INSTRUCTION:
Check each line of the records below and collect those holding "xlabel".

GIVEN INFORMATION:
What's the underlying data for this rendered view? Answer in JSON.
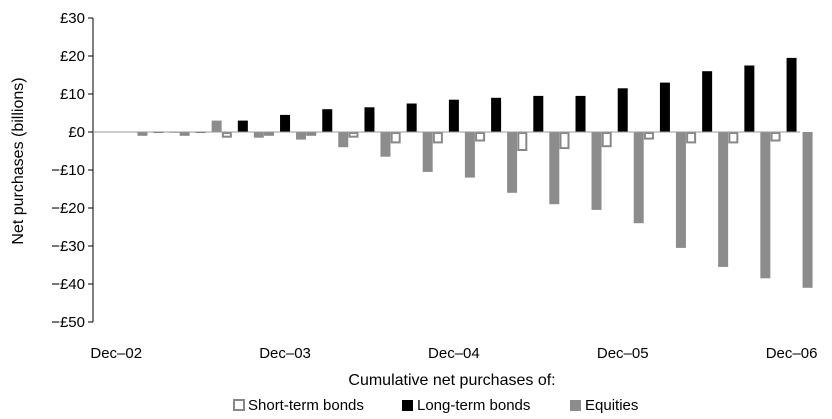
{
  "chart_data": {
    "type": "bar",
    "ylabel": "Net purchases (billions)",
    "xlabel": "Cumulative net purchases of:",
    "ylim": [
      -50,
      30
    ],
    "y_ticks": [
      30,
      20,
      10,
      0,
      -10,
      -20,
      -30,
      -40,
      -50
    ],
    "y_tick_labels": [
      "£30",
      "£20",
      "£10",
      "£0",
      "−£10",
      "−£20",
      "−£30",
      "−£40",
      "−£50"
    ],
    "x_tick_labels": [
      "Dec–02",
      "Dec–03",
      "Dec–04",
      "Dec–05",
      "Dec–06"
    ],
    "x_tick_label_positions": [
      0,
      4,
      8,
      12,
      16
    ],
    "categories": [
      "Dec-02",
      "Mar-03",
      "Jun-03",
      "Sep-03",
      "Dec-03",
      "Mar-04",
      "Jun-04",
      "Sep-04",
      "Dec-04",
      "Mar-05",
      "Jun-05",
      "Sep-05",
      "Dec-05",
      "Mar-06",
      "Jun-06",
      "Sep-06",
      "Dec-06"
    ],
    "series": [
      {
        "name": "Short-term bonds",
        "style": "outline",
        "color": "#888888",
        "values": [
          null,
          -1,
          -1,
          -1.5,
          -1,
          -1,
          -1.5,
          -3,
          -3,
          -2.5,
          -5,
          -4.5,
          -4,
          -2,
          -3,
          -3,
          -2.5
        ]
      },
      {
        "name": "Long-term bonds",
        "style": "solid",
        "color": "#000000",
        "values": [
          null,
          0,
          0,
          3,
          4.5,
          6,
          6.5,
          7.5,
          8.5,
          9,
          9.5,
          9.5,
          11.5,
          13,
          16,
          17.5,
          19.5
        ]
      },
      {
        "name": "Equities",
        "style": "solid",
        "color": "#8c8c8c",
        "values": [
          null,
          0,
          3,
          -1.5,
          -2,
          -4,
          -6.5,
          -10.5,
          -12,
          -16,
          -19,
          -20.5,
          -24,
          -30.5,
          -35.5,
          -38.5,
          -41
        ]
      }
    ],
    "legend_position": "bottom",
    "grid": false
  }
}
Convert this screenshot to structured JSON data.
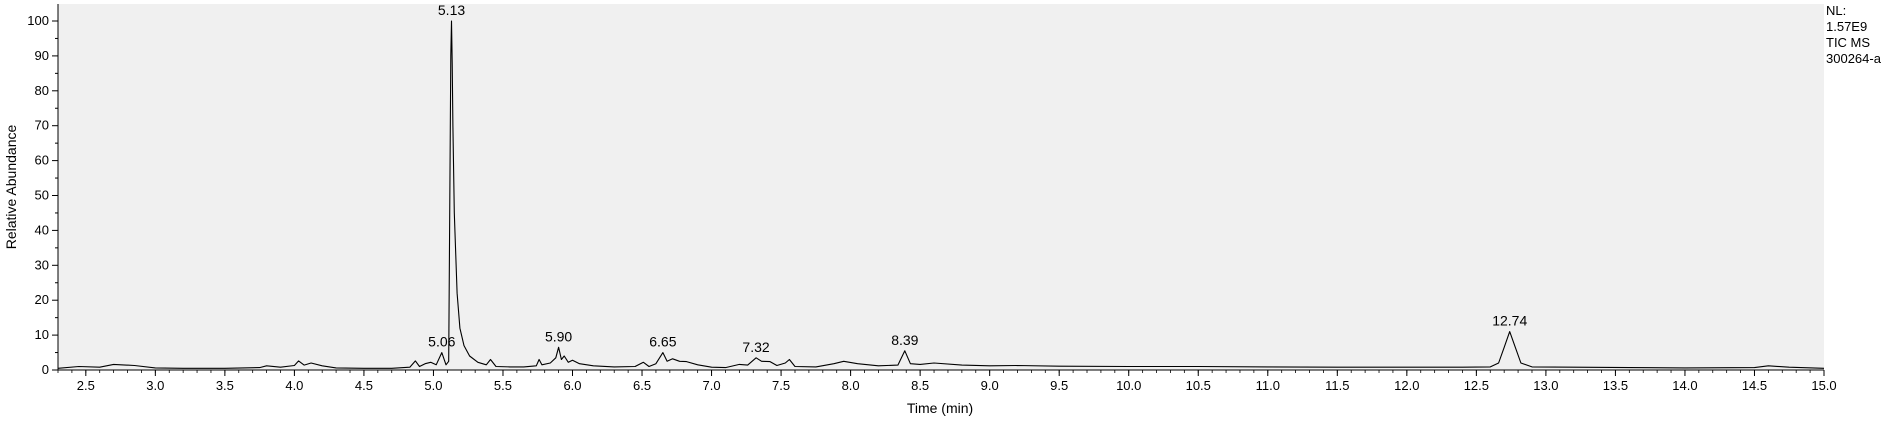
{
  "chart_data": {
    "type": "line",
    "title": "",
    "xlabel": "Time (min)",
    "ylabel": "Relative Abundance",
    "xlim": [
      2.3,
      15.0
    ],
    "ylim": [
      0,
      100
    ],
    "grid": false,
    "x_ticks": [
      "2.5",
      "3.0",
      "3.5",
      "4.0",
      "4.5",
      "5.0",
      "5.5",
      "6.0",
      "6.5",
      "7.0",
      "7.5",
      "8.0",
      "8.5",
      "9.0",
      "9.5",
      "10.0",
      "10.5",
      "11.0",
      "11.5",
      "12.0",
      "12.5",
      "13.0",
      "13.5",
      "14.0",
      "14.5",
      "15.0"
    ],
    "y_ticks": [
      "0",
      "10",
      "20",
      "30",
      "40",
      "50",
      "60",
      "70",
      "80",
      "90",
      "100"
    ],
    "info": [
      "NL:",
      "1.57E9",
      "TIC  MS",
      "300264-a"
    ],
    "peak_labels": [
      {
        "x": 5.06,
        "y": 5,
        "label": "5.06"
      },
      {
        "x": 5.13,
        "y": 100,
        "label": "5.13"
      },
      {
        "x": 5.9,
        "y": 6.5,
        "label": "5.90"
      },
      {
        "x": 6.65,
        "y": 5,
        "label": "6.65"
      },
      {
        "x": 7.32,
        "y": 3.5,
        "label": "7.32"
      },
      {
        "x": 8.39,
        "y": 5.5,
        "label": "8.39"
      },
      {
        "x": 12.74,
        "y": 11,
        "label": "12.74"
      }
    ],
    "baseline": [
      [
        2.3,
        0.5
      ],
      [
        2.45,
        1.0
      ],
      [
        2.6,
        0.8
      ],
      [
        2.7,
        1.6
      ],
      [
        2.85,
        1.3
      ],
      [
        3.0,
        0.6
      ],
      [
        3.2,
        0.5
      ],
      [
        3.5,
        0.5
      ],
      [
        3.75,
        0.7
      ],
      [
        3.8,
        1.2
      ],
      [
        3.9,
        0.8
      ],
      [
        4.0,
        1.3
      ],
      [
        4.03,
        2.6
      ],
      [
        4.07,
        1.4
      ],
      [
        4.12,
        2.0
      ],
      [
        4.2,
        1.2
      ],
      [
        4.3,
        0.6
      ],
      [
        4.5,
        0.5
      ],
      [
        4.7,
        0.5
      ],
      [
        4.83,
        0.8
      ],
      [
        4.87,
        2.6
      ],
      [
        4.9,
        1.0
      ],
      [
        4.94,
        1.8
      ],
      [
        4.98,
        2.2
      ],
      [
        5.02,
        1.5
      ],
      [
        5.06,
        5.0
      ],
      [
        5.09,
        1.5
      ],
      [
        5.11,
        2.5
      ],
      [
        5.125,
        90
      ],
      [
        5.13,
        100
      ],
      [
        5.135,
        88
      ],
      [
        5.14,
        70
      ],
      [
        5.15,
        45
      ],
      [
        5.17,
        22
      ],
      [
        5.19,
        12
      ],
      [
        5.22,
        7
      ],
      [
        5.26,
        4
      ],
      [
        5.32,
        2.2
      ],
      [
        5.38,
        1.5
      ],
      [
        5.41,
        3.0
      ],
      [
        5.45,
        1.0
      ],
      [
        5.55,
        0.9
      ],
      [
        5.65,
        0.9
      ],
      [
        5.74,
        1.2
      ],
      [
        5.76,
        3.0
      ],
      [
        5.78,
        1.5
      ],
      [
        5.84,
        2.0
      ],
      [
        5.88,
        3.5
      ],
      [
        5.9,
        6.5
      ],
      [
        5.92,
        3.0
      ],
      [
        5.94,
        4.0
      ],
      [
        5.97,
        2.2
      ],
      [
        6.0,
        2.8
      ],
      [
        6.05,
        1.8
      ],
      [
        6.15,
        1.2
      ],
      [
        6.3,
        0.9
      ],
      [
        6.45,
        1.0
      ],
      [
        6.51,
        2.2
      ],
      [
        6.55,
        1.0
      ],
      [
        6.6,
        1.8
      ],
      [
        6.65,
        5.0
      ],
      [
        6.68,
        2.5
      ],
      [
        6.72,
        3.2
      ],
      [
        6.77,
        2.5
      ],
      [
        6.82,
        2.4
      ],
      [
        6.9,
        1.5
      ],
      [
        7.0,
        0.8
      ],
      [
        7.1,
        0.7
      ],
      [
        7.2,
        1.6
      ],
      [
        7.26,
        1.4
      ],
      [
        7.32,
        3.5
      ],
      [
        7.36,
        2.5
      ],
      [
        7.42,
        2.4
      ],
      [
        7.47,
        1.3
      ],
      [
        7.53,
        2.0
      ],
      [
        7.56,
        3.0
      ],
      [
        7.6,
        1.0
      ],
      [
        7.75,
        0.9
      ],
      [
        7.88,
        1.8
      ],
      [
        7.95,
        2.5
      ],
      [
        8.05,
        1.8
      ],
      [
        8.2,
        1.2
      ],
      [
        8.34,
        1.4
      ],
      [
        8.39,
        5.5
      ],
      [
        8.43,
        1.8
      ],
      [
        8.5,
        1.6
      ],
      [
        8.6,
        2.0
      ],
      [
        8.8,
        1.4
      ],
      [
        9.0,
        1.2
      ],
      [
        9.2,
        1.3
      ],
      [
        9.5,
        1.1
      ],
      [
        10.0,
        1.0
      ],
      [
        10.5,
        1.0
      ],
      [
        11.0,
        0.9
      ],
      [
        11.5,
        0.8
      ],
      [
        12.0,
        0.8
      ],
      [
        12.4,
        0.8
      ],
      [
        12.6,
        0.9
      ],
      [
        12.66,
        2.0
      ],
      [
        12.7,
        6.5
      ],
      [
        12.74,
        11.0
      ],
      [
        12.78,
        6.5
      ],
      [
        12.82,
        2.0
      ],
      [
        12.9,
        0.9
      ],
      [
        13.2,
        0.8
      ],
      [
        13.6,
        0.7
      ],
      [
        14.0,
        0.6
      ],
      [
        14.5,
        0.7
      ],
      [
        14.6,
        1.2
      ],
      [
        14.75,
        0.8
      ],
      [
        15.0,
        0.5
      ]
    ]
  }
}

EXERCISE ANSWER:
    "xlabel": "Cumulative net purchases of:",
    "xlabel": "Time (min)",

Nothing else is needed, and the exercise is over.